Everything in the listing except the pictures should be written out exactly.

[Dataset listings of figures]
## Start
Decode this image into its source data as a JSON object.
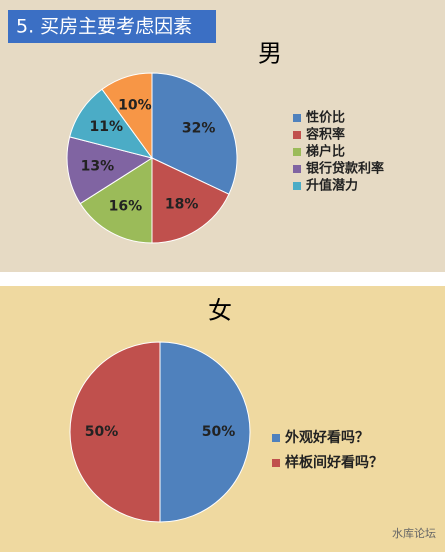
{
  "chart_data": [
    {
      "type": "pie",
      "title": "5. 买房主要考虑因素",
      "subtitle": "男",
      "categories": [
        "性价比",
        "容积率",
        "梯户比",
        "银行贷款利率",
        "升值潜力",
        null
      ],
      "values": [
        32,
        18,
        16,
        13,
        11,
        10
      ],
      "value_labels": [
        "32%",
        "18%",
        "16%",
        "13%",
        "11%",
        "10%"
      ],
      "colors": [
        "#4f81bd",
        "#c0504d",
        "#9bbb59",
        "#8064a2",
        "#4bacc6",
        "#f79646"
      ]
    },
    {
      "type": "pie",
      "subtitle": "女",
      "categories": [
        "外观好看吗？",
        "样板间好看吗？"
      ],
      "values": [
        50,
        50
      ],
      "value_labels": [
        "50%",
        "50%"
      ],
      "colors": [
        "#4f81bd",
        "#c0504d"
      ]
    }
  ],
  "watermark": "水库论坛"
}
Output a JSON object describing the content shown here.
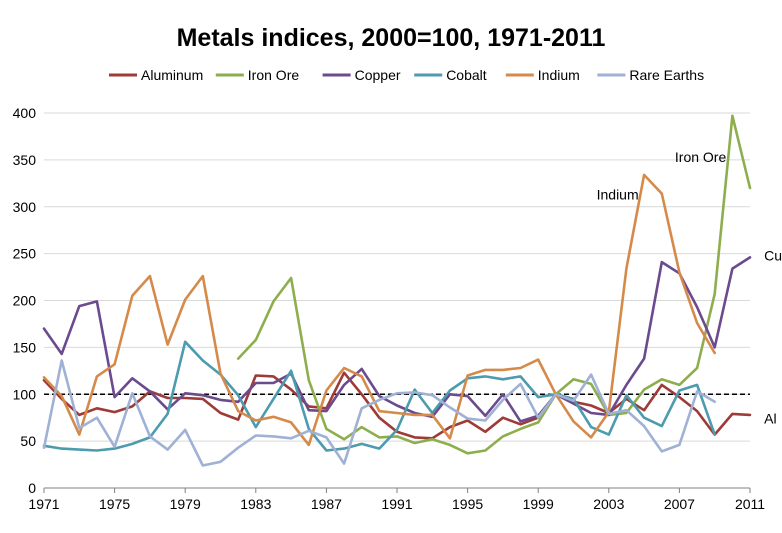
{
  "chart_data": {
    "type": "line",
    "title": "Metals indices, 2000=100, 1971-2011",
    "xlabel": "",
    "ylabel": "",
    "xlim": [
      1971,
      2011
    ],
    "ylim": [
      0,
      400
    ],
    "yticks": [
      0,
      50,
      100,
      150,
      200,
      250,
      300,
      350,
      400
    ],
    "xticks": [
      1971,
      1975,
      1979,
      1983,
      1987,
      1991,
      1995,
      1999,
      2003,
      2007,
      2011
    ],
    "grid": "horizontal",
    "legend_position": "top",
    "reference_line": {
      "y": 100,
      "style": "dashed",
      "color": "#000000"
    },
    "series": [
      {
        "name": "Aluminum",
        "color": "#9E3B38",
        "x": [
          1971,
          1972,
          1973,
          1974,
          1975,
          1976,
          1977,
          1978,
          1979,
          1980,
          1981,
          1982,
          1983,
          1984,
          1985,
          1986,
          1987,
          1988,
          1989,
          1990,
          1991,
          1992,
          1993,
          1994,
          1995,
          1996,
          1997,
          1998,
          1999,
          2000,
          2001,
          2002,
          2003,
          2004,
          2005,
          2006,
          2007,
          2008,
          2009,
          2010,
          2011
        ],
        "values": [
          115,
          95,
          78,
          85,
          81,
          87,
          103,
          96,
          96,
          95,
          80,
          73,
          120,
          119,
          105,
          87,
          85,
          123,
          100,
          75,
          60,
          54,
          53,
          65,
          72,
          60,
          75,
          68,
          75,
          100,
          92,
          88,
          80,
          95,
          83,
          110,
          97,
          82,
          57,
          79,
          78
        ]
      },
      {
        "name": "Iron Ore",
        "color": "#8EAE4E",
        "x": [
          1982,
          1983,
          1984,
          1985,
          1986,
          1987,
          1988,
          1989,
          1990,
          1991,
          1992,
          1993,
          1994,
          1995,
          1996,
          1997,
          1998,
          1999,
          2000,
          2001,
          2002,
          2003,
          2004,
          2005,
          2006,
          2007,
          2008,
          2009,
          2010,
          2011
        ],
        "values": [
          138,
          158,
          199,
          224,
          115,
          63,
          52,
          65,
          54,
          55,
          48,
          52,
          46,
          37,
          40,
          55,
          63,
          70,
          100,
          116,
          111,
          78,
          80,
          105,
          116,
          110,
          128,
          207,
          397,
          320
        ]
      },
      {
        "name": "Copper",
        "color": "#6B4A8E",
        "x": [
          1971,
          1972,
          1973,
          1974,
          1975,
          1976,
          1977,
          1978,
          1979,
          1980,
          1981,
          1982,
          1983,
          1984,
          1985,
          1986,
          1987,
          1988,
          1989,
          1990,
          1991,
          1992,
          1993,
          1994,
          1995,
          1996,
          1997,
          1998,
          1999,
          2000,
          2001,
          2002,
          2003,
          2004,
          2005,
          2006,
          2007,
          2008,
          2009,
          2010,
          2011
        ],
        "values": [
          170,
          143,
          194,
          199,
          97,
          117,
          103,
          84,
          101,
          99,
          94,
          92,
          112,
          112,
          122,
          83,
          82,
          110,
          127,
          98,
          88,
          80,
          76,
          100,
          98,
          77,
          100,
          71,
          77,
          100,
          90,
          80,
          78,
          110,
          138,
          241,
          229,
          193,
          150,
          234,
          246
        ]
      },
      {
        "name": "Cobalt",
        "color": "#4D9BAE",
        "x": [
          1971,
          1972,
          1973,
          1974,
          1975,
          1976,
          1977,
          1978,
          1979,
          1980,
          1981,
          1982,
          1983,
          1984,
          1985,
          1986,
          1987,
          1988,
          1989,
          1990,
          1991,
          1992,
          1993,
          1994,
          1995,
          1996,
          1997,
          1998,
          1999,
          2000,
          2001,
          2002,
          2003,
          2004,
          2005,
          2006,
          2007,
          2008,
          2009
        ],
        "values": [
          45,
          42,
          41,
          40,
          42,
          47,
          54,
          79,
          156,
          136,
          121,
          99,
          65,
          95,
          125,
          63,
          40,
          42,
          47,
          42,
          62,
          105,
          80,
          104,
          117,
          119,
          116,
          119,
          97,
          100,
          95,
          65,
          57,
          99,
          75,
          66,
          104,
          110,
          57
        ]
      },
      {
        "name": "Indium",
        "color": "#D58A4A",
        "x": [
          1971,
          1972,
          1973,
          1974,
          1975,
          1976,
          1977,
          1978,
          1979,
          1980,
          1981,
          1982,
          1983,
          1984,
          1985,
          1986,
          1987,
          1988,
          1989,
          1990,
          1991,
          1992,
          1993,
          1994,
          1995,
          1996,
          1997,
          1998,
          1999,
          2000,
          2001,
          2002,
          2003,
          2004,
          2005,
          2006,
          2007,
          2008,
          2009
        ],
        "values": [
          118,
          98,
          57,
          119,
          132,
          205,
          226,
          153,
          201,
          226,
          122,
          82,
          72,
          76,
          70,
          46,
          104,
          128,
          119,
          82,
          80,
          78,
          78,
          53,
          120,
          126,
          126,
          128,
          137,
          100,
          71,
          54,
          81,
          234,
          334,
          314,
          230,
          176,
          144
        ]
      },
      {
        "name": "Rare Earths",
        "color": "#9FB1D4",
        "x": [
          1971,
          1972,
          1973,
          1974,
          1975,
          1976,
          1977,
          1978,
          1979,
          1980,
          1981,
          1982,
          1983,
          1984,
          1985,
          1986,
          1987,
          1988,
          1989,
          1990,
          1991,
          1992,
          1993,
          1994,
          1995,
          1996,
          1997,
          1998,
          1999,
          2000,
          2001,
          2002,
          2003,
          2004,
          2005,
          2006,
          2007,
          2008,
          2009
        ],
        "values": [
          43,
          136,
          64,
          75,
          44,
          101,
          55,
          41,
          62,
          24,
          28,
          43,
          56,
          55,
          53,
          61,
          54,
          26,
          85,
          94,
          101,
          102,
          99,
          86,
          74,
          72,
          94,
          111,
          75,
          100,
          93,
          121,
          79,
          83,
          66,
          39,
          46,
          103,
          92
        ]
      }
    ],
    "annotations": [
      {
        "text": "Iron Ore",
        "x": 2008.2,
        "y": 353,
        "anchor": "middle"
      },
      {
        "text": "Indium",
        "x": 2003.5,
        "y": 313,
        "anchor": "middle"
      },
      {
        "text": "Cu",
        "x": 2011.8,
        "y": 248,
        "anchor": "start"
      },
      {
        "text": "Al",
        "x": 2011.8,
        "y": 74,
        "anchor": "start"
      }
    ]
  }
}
## End
◆ Complete answer ◆
Decode this image into its source data as a JSON object.
{
  "chart_data": [
    {
      "type": "pie",
      "title": "5. 买房主要考虑因素",
      "subtitle": "男",
      "categories": [
        "性价比",
        "容积率",
        "梯户比",
        "银行贷款利率",
        "升值潜力",
        null
      ],
      "values": [
        32,
        18,
        16,
        13,
        11,
        10
      ],
      "value_labels": [
        "32%",
        "18%",
        "16%",
        "13%",
        "11%",
        "10%"
      ],
      "colors": [
        "#4f81bd",
        "#c0504d",
        "#9bbb59",
        "#8064a2",
        "#4bacc6",
        "#f79646"
      ]
    },
    {
      "type": "pie",
      "subtitle": "女",
      "categories": [
        "外观好看吗？",
        "样板间好看吗？"
      ],
      "values": [
        50,
        50
      ],
      "value_labels": [
        "50%",
        "50%"
      ],
      "colors": [
        "#4f81bd",
        "#c0504d"
      ]
    }
  ],
  "watermark": "水库论坛"
}
Output a JSON object describing the content shown here.
{
  "chart_data": {
    "type": "line",
    "title": "Metals indices, 2000=100, 1971-2011",
    "xlabel": "",
    "ylabel": "",
    "xlim": [
      1971,
      2011
    ],
    "ylim": [
      0,
      400
    ],
    "yticks": [
      0,
      50,
      100,
      150,
      200,
      250,
      300,
      350,
      400
    ],
    "xticks": [
      1971,
      1975,
      1979,
      1983,
      1987,
      1991,
      1995,
      1999,
      2003,
      2007,
      2011
    ],
    "grid": "horizontal",
    "legend_position": "top",
    "reference_line": {
      "y": 100,
      "style": "dashed",
      "color": "#000000"
    },
    "series": [
      {
        "name": "Aluminum",
        "color": "#9E3B38",
        "x": [
          1971,
          1972,
          1973,
          1974,
          1975,
          1976,
          1977,
          1978,
          1979,
          1980,
          1981,
          1982,
          1983,
          1984,
          1985,
          1986,
          1987,
          1988,
          1989,
          1990,
          1991,
          1992,
          1993,
          1994,
          1995,
          1996,
          1997,
          1998,
          1999,
          2000,
          2001,
          2002,
          2003,
          2004,
          2005,
          2006,
          2007,
          2008,
          2009,
          2010,
          2011
        ],
        "values": [
          115,
          95,
          78,
          85,
          81,
          87,
          103,
          96,
          96,
          95,
          80,
          73,
          120,
          119,
          105,
          87,
          85,
          123,
          100,
          75,
          60,
          54,
          53,
          65,
          72,
          60,
          75,
          68,
          75,
          100,
          92,
          88,
          80,
          95,
          83,
          110,
          97,
          82,
          57,
          79,
          78
        ]
      },
      {
        "name": "Iron Ore",
        "color": "#8EAE4E",
        "x": [
          1982,
          1983,
          1984,
          1985,
          1986,
          1987,
          1988,
          1989,
          1990,
          1991,
          1992,
          1993,
          1994,
          1995,
          1996,
          1997,
          1998,
          1999,
          2000,
          2001,
          2002,
          2003,
          2004,
          2005,
          2006,
          2007,
          2008,
          2009,
          2010,
          2011
        ],
        "values": [
          138,
          158,
          199,
          224,
          115,
          63,
          52,
          65,
          54,
          55,
          48,
          52,
          46,
          37,
          40,
          55,
          63,
          70,
          100,
          116,
          111,
          78,
          80,
          105,
          116,
          110,
          128,
          207,
          397,
          320
        ]
      },
      {
        "name": "Copper",
        "color": "#6B4A8E",
        "x": [
          1971,
          1972,
          1973,
          1974,
          1975,
          1976,
          1977,
          1978,
          1979,
          1980,
          1981,
          1982,
          1983,
          1984,
          1985,
          1986,
          1987,
          1988,
          1989,
          1990,
          1991,
          1992,
          1993,
          1994,
          1995,
          1996,
          1997,
          1998,
          1999,
          2000,
          2001,
          2002,
          2003,
          2004,
          2005,
          2006,
          2007,
          2008,
          2009,
          2010,
          2011
        ],
        "values": [
          170,
          143,
          194,
          199,
          97,
          117,
          103,
          84,
          101,
          99,
          94,
          92,
          112,
          112,
          122,
          83,
          82,
          110,
          127,
          98,
          88,
          80,
          76,
          100,
          98,
          77,
          100,
          71,
          77,
          100,
          90,
          80,
          78,
          110,
          138,
          241,
          229,
          193,
          150,
          234,
          246
        ]
      },
      {
        "name": "Cobalt",
        "color": "#4D9BAE",
        "x": [
          1971,
          1972,
          1973,
          1974,
          1975,
          1976,
          1977,
          1978,
          1979,
          1980,
          1981,
          1982,
          1983,
          1984,
          1985,
          1986,
          1987,
          1988,
          1989,
          1990,
          1991,
          1992,
          1993,
          1994,
          1995,
          1996,
          1997,
          1998,
          1999,
          2000,
          2001,
          2002,
          2003,
          2004,
          2005,
          2006,
          2007,
          2008,
          2009
        ],
        "values": [
          45,
          42,
          41,
          40,
          42,
          47,
          54,
          79,
          156,
          136,
          121,
          99,
          65,
          95,
          125,
          63,
          40,
          42,
          47,
          42,
          62,
          105,
          80,
          104,
          117,
          119,
          116,
          119,
          97,
          100,
          95,
          65,
          57,
          99,
          75,
          66,
          104,
          110,
          57
        ]
      },
      {
        "name": "Indium",
        "color": "#D58A4A",
        "x": [
          1971,
          1972,
          1973,
          1974,
          1975,
          1976,
          1977,
          1978,
          1979,
          1980,
          1981,
          1982,
          1983,
          1984,
          1985,
          1986,
          1987,
          1988,
          1989,
          1990,
          1991,
          1992,
          1993,
          1994,
          1995,
          1996,
          1997,
          1998,
          1999,
          2000,
          2001,
          2002,
          2003,
          2004,
          2005,
          2006,
          2007,
          2008,
          2009
        ],
        "values": [
          118,
          98,
          57,
          119,
          132,
          205,
          226,
          153,
          201,
          226,
          122,
          82,
          72,
          76,
          70,
          46,
          104,
          128,
          119,
          82,
          80,
          78,
          78,
          53,
          120,
          126,
          126,
          128,
          137,
          100,
          71,
          54,
          81,
          234,
          334,
          314,
          230,
          176,
          144
        ]
      },
      {
        "name": "Rare Earths",
        "color": "#9FB1D4",
        "x": [
          1971,
          1972,
          1973,
          1974,
          1975,
          1976,
          1977,
          1978,
          1979,
          1980,
          1981,
          1982,
          1983,
          1984,
          1985,
          1986,
          1987,
          1988,
          1989,
          1990,
          1991,
          1992,
          1993,
          1994,
          1995,
          1996,
          1997,
          1998,
          1999,
          2000,
          2001,
          2002,
          2003,
          2004,
          2005,
          2006,
          2007,
          2008,
          2009
        ],
        "values": [
          43,
          136,
          64,
          75,
          44,
          101,
          55,
          41,
          62,
          24,
          28,
          43,
          56,
          55,
          53,
          61,
          54,
          26,
          85,
          94,
          101,
          102,
          99,
          86,
          74,
          72,
          94,
          111,
          75,
          100,
          93,
          121,
          79,
          83,
          66,
          39,
          46,
          103,
          92
        ]
      }
    ],
    "annotations": [
      {
        "text": "Iron Ore",
        "x": 2008.2,
        "y": 353,
        "anchor": "middle"
      },
      {
        "text": "Indium",
        "x": 2003.5,
        "y": 313,
        "anchor": "middle"
      },
      {
        "text": "Cu",
        "x": 2011.8,
        "y": 248,
        "anchor": "start"
      },
      {
        "text": "Al",
        "x": 2011.8,
        "y": 74,
        "anchor": "start"
      }
    ]
  }
}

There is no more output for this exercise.